### GOAL OF THE EXERCISE
Find the lines that hold "color". Report only how many there are.

### INFORMATION SUPPLIED
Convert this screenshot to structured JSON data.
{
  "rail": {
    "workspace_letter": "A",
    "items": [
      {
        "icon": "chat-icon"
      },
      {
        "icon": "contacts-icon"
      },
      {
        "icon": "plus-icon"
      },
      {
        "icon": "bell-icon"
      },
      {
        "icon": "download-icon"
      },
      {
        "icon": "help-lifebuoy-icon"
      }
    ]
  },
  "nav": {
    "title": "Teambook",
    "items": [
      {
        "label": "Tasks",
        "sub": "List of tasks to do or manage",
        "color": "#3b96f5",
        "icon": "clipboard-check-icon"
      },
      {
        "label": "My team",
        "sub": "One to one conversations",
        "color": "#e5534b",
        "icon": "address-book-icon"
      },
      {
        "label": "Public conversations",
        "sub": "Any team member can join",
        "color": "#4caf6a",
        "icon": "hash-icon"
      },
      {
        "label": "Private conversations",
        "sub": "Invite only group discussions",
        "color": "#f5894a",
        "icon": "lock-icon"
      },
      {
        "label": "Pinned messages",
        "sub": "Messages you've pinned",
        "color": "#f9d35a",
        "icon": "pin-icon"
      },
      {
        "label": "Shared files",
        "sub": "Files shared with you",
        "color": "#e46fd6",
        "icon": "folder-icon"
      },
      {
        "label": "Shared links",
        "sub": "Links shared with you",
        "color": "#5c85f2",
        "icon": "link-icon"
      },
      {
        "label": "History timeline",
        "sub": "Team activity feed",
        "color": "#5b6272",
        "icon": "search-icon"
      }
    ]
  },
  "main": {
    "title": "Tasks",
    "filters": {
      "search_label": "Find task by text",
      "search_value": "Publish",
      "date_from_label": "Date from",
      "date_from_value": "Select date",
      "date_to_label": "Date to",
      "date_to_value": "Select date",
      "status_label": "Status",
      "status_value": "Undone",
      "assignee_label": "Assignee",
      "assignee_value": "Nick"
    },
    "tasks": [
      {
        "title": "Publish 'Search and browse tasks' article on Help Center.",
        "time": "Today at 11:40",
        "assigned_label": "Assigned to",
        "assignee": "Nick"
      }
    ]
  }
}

### SOLUTION TO THIS PROBLEM
8